# Start of Records for this exercise

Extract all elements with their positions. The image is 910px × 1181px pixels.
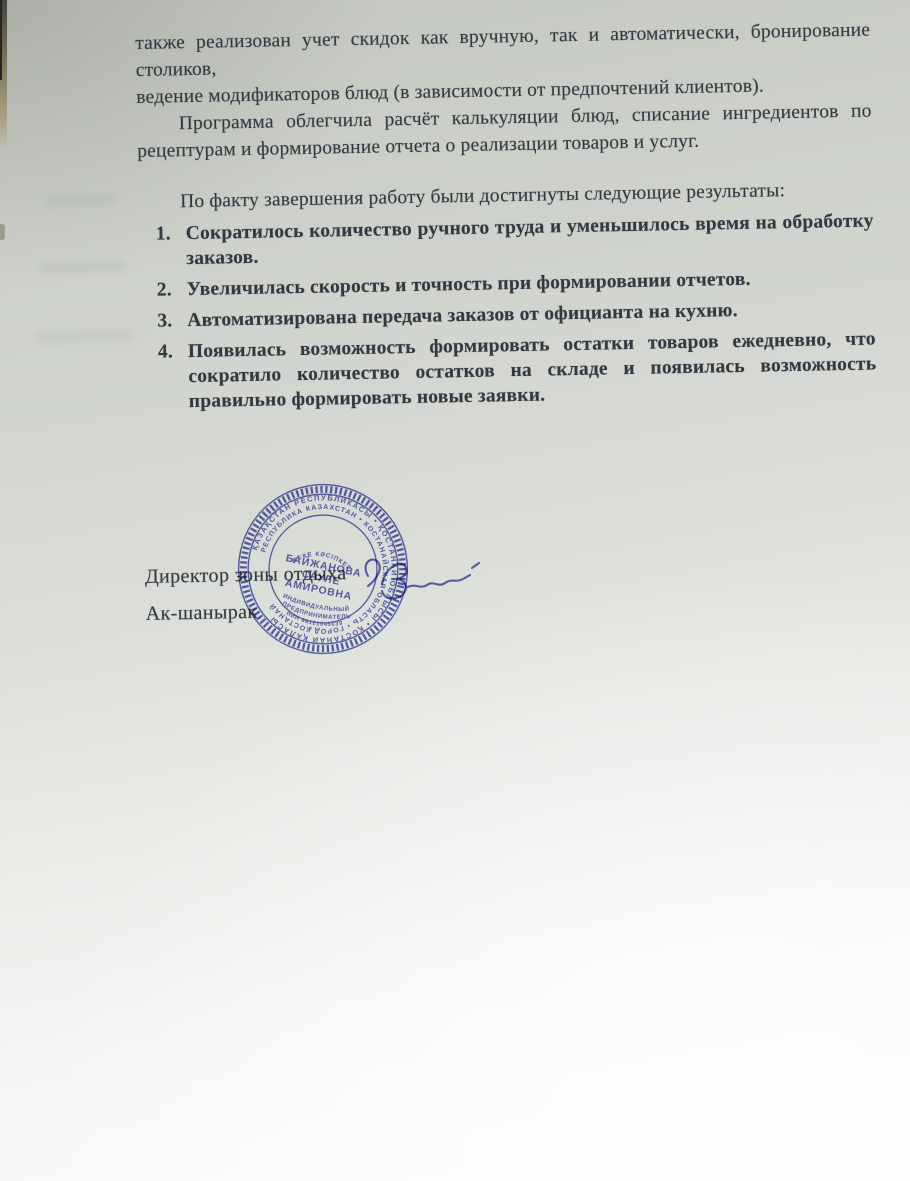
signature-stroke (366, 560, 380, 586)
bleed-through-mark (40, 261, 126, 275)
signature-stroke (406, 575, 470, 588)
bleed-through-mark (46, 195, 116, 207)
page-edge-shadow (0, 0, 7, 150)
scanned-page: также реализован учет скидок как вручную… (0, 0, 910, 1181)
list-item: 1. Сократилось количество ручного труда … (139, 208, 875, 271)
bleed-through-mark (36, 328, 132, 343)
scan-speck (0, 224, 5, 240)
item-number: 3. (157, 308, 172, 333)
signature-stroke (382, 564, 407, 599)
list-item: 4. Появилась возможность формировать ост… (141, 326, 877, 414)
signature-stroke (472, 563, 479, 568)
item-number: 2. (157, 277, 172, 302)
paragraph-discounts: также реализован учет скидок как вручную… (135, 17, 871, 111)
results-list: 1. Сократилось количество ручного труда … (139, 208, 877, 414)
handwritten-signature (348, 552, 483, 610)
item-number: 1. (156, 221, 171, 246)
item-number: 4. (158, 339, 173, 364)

# End of Records for this exercise

- **Direction**: Starting at the line with "signature-stroke (366, 560, 380, 586)" and ending with the last line of the items, rewrite the lines with "bleed-through-mark" replaced by "show-through-mark" and everything else left as is.

- **Complete answer**:
signature-stroke (366, 560, 380, 586)
show-through-mark (40, 261, 126, 275)
signature-stroke (406, 575, 470, 588)
show-through-mark (46, 195, 116, 207)
page-edge-shadow (0, 0, 7, 150)
scanned-page: также реализован учет скидок как вручную… (0, 0, 910, 1181)
list-item: 1. Сократилось количество ручного труда … (139, 208, 875, 271)
show-through-mark (36, 328, 132, 343)
scan-speck (0, 224, 5, 240)
item-number: 3. (157, 308, 172, 333)
signature-stroke (382, 564, 407, 599)
list-item: 4. Появилась возможность формировать ост… (141, 326, 877, 414)
signature-stroke (472, 563, 479, 568)
item-number: 2. (157, 277, 172, 302)
paragraph-discounts: также реализован учет скидок как вручную… (135, 17, 871, 111)
results-list: 1. Сократилось количество ручного труда … (139, 208, 877, 414)
handwritten-signature (348, 552, 483, 610)
item-number: 1. (156, 221, 171, 246)
item-number: 4. (158, 339, 173, 364)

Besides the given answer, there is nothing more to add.